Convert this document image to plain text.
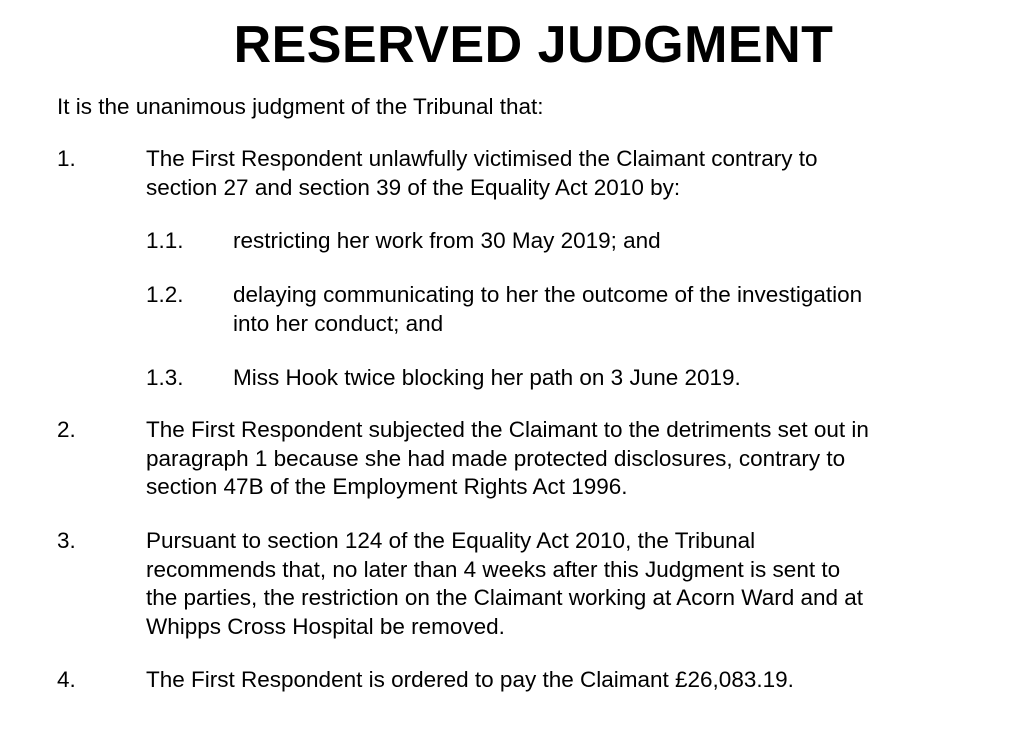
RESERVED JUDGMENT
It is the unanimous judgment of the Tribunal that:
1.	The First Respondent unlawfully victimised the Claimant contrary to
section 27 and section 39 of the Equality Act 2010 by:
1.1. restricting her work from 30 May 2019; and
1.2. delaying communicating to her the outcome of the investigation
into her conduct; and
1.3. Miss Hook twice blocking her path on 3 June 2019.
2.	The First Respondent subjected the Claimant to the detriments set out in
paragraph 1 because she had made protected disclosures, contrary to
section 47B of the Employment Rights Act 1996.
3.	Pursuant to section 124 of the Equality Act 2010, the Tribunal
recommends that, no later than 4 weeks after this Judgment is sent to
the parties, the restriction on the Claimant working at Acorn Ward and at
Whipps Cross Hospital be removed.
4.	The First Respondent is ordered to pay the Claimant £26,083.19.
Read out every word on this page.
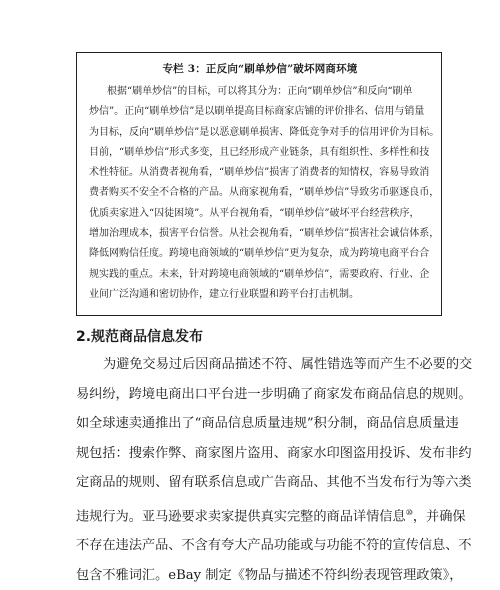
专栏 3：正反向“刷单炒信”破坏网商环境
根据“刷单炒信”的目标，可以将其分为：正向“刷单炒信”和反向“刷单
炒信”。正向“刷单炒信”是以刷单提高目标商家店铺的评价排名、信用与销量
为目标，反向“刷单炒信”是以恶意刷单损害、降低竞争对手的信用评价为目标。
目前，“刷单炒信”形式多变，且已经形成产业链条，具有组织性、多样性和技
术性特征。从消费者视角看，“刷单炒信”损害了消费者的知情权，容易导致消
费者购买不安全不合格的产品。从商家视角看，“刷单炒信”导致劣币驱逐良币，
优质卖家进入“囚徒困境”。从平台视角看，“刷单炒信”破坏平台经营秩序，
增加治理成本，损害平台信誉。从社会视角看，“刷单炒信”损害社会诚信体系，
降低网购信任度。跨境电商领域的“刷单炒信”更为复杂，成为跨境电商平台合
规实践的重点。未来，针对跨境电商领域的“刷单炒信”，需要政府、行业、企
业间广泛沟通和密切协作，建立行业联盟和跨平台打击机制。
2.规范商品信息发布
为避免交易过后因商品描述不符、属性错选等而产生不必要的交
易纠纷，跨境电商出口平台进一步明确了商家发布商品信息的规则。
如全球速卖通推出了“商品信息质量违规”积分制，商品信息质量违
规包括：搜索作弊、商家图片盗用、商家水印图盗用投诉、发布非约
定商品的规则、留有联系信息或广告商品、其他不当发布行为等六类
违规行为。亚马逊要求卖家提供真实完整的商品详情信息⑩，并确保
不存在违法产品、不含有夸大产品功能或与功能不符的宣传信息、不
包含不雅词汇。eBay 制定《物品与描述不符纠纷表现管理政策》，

******

[AIM OF THE TASK]
Show the lines where the word "刷单炒信" appears in the entries.

[ANSWER TO THIS PROBLEM]
专栏 3：正反向“刷单炒信”破坏网商环境
根据“刷单炒信”的目标，可以将其分为：正向“刷单炒信”和反向“刷单
炒信”。正向“刷单炒信”是以刷单提高目标商家店铺的评价排名、信用与销量
为目标，反向“刷单炒信”是以恶意刷单损害、降低竞争对手的信用评价为目标。
目前，“刷单炒信”形式多变，且已经形成产业链条，具有组织性、多样性和技
术性特征。从消费者视角看，“刷单炒信”损害了消费者的知情权，容易导致消
费者购买不安全不合格的产品。从商家视角看，“刷单炒信”导致劣币驱逐良币，
优质卖家进入“囚徒困境”。从平台视角看，“刷单炒信”破坏平台经营秩序，
增加治理成本，损害平台信誉。从社会视角看，“刷单炒信”损害社会诚信体系，
降低网购信任度。跨境电商领域的“刷单炒信”更为复杂，成为跨境电商平台合
规实践的重点。未来，针对跨境电商领域的“刷单炒信”，需要政府、行业、企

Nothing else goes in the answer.